■ **Records contained in a dataset**
>> start
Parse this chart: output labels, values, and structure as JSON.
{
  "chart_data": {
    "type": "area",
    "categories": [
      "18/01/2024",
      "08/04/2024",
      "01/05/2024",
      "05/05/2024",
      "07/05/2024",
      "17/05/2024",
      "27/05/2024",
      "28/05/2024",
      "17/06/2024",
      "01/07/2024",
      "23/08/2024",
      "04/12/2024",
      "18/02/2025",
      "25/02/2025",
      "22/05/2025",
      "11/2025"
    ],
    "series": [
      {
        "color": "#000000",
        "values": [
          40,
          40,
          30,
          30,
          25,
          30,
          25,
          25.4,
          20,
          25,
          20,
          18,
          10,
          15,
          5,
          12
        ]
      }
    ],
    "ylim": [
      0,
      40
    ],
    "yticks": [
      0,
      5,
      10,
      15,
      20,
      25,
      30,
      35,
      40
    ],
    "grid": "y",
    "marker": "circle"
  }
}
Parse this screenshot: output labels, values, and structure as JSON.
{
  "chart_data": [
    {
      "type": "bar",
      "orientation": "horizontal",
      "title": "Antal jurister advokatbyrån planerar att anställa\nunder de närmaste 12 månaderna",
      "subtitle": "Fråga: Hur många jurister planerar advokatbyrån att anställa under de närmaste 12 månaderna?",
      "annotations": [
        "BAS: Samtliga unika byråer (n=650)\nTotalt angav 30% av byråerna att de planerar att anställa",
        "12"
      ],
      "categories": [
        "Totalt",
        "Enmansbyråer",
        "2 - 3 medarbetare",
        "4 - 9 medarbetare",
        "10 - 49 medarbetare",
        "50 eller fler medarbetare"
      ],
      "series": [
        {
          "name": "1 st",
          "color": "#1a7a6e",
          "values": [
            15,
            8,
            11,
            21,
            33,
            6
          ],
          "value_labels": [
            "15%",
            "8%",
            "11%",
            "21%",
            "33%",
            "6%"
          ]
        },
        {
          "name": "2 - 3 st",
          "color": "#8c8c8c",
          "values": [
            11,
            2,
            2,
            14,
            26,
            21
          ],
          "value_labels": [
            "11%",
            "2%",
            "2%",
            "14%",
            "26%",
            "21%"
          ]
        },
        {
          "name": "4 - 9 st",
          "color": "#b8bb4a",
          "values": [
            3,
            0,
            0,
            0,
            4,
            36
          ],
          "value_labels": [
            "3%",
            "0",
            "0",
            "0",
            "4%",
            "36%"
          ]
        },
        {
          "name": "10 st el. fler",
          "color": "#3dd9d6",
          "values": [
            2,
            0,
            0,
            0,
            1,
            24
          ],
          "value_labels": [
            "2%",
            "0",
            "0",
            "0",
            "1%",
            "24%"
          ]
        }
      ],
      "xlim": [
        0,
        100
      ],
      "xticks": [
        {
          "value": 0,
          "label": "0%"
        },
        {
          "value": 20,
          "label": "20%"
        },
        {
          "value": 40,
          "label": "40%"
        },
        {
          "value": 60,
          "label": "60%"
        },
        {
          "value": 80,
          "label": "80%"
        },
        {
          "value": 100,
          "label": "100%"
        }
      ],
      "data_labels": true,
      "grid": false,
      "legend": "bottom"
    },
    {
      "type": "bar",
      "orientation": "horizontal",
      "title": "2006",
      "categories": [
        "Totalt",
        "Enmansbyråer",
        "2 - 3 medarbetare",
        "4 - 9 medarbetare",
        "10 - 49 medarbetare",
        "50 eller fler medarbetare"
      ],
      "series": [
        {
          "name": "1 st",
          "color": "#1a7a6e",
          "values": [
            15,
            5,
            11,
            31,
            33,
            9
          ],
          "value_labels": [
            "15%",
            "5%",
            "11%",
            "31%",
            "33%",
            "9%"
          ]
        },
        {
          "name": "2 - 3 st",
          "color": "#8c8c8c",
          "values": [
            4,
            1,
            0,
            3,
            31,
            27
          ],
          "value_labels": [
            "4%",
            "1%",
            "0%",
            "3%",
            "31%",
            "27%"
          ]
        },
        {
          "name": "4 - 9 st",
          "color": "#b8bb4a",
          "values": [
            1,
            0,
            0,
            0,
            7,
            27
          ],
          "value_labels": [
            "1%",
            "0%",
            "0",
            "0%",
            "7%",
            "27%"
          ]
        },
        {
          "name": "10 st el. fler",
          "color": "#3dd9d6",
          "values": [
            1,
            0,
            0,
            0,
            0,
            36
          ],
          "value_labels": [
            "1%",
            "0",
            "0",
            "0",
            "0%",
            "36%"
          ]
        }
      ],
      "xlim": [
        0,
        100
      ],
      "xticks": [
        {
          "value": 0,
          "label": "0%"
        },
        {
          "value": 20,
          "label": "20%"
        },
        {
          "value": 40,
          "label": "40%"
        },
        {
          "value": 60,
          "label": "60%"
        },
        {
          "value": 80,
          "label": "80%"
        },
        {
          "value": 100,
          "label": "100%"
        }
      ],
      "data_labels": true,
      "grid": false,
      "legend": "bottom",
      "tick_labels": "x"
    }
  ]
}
>> end
■ **SHORT TASK**
Your answer should be only a number: how many lines of the data above contain the string "JSON"?

■ **OUTPUT OF THE TASK**
2